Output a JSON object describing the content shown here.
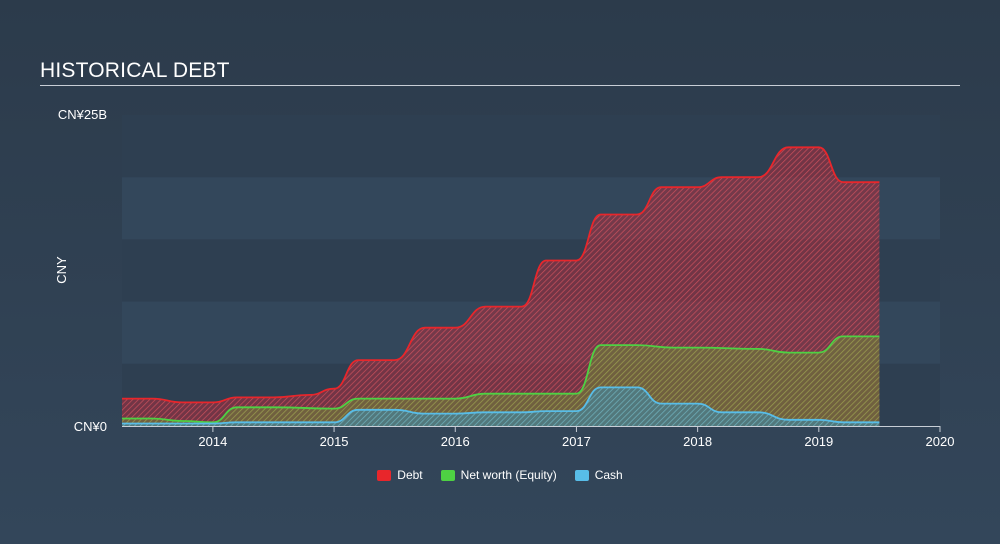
{
  "title": "HISTORICAL DEBT",
  "chart_data": {
    "type": "area",
    "title": "HISTORICAL DEBT",
    "ylabel": "CNY",
    "y_tick_labels": [
      "CN¥25B",
      "CN¥0"
    ],
    "ylim": [
      0,
      25
    ],
    "y_unit": "CNY billions",
    "xlim": [
      2013.25,
      2020.0
    ],
    "x_ticks": [
      2014,
      2015,
      2016,
      2017,
      2018,
      2019,
      2020
    ],
    "x_tick_labels": [
      "2014",
      "2015",
      "2016",
      "2017",
      "2018",
      "2019",
      "2020"
    ],
    "legend_position": "bottom-center",
    "grid": "horizontal bands",
    "series": [
      {
        "name": "Debt",
        "color": "#e8262b",
        "points": [
          [
            2013.25,
            2.2
          ],
          [
            2013.5,
            2.2
          ],
          [
            2013.75,
            1.9
          ],
          [
            2014.0,
            1.9
          ],
          [
            2014.2,
            2.3
          ],
          [
            2014.5,
            2.3
          ],
          [
            2014.8,
            2.5
          ],
          [
            2015.0,
            3.0
          ],
          [
            2015.2,
            5.3
          ],
          [
            2015.5,
            5.3
          ],
          [
            2015.75,
            7.9
          ],
          [
            2016.0,
            7.9
          ],
          [
            2016.25,
            9.6
          ],
          [
            2016.55,
            9.6
          ],
          [
            2016.75,
            13.3
          ],
          [
            2017.0,
            13.3
          ],
          [
            2017.2,
            17.0
          ],
          [
            2017.5,
            17.0
          ],
          [
            2017.7,
            19.2
          ],
          [
            2018.0,
            19.2
          ],
          [
            2018.2,
            20.0
          ],
          [
            2018.5,
            20.0
          ],
          [
            2018.75,
            22.4
          ],
          [
            2019.0,
            22.4
          ],
          [
            2019.2,
            19.6
          ],
          [
            2019.5,
            19.6
          ]
        ]
      },
      {
        "name": "Net worth (Equity)",
        "color": "#4ed143",
        "points": [
          [
            2013.25,
            0.6
          ],
          [
            2013.5,
            0.6
          ],
          [
            2013.75,
            0.4
          ],
          [
            2014.0,
            0.3
          ],
          [
            2014.2,
            1.5
          ],
          [
            2014.5,
            1.5
          ],
          [
            2015.0,
            1.4
          ],
          [
            2015.2,
            2.2
          ],
          [
            2015.5,
            2.2
          ],
          [
            2016.0,
            2.2
          ],
          [
            2016.25,
            2.6
          ],
          [
            2016.55,
            2.6
          ],
          [
            2017.0,
            2.6
          ],
          [
            2017.2,
            6.5
          ],
          [
            2017.5,
            6.5
          ],
          [
            2017.8,
            6.3
          ],
          [
            2018.0,
            6.3
          ],
          [
            2018.5,
            6.2
          ],
          [
            2018.75,
            5.9
          ],
          [
            2019.0,
            5.9
          ],
          [
            2019.2,
            7.2
          ],
          [
            2019.5,
            7.2
          ]
        ]
      },
      {
        "name": "Cash",
        "color": "#58bde8",
        "points": [
          [
            2013.25,
            0.2
          ],
          [
            2013.5,
            0.2
          ],
          [
            2014.0,
            0.2
          ],
          [
            2014.2,
            0.3
          ],
          [
            2014.5,
            0.3
          ],
          [
            2015.0,
            0.3
          ],
          [
            2015.2,
            1.3
          ],
          [
            2015.5,
            1.3
          ],
          [
            2015.75,
            1.0
          ],
          [
            2016.0,
            1.0
          ],
          [
            2016.25,
            1.1
          ],
          [
            2016.55,
            1.1
          ],
          [
            2016.75,
            1.2
          ],
          [
            2017.0,
            1.2
          ],
          [
            2017.2,
            3.1
          ],
          [
            2017.5,
            3.1
          ],
          [
            2017.7,
            1.8
          ],
          [
            2018.0,
            1.8
          ],
          [
            2018.2,
            1.1
          ],
          [
            2018.5,
            1.1
          ],
          [
            2018.75,
            0.5
          ],
          [
            2019.0,
            0.5
          ],
          [
            2019.2,
            0.3
          ],
          [
            2019.5,
            0.3
          ]
        ]
      }
    ]
  }
}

━━━━━━━━━━

Say how many lines above contain the string "HISTORICAL". Answer with the number only.

● **Result of this task**: 2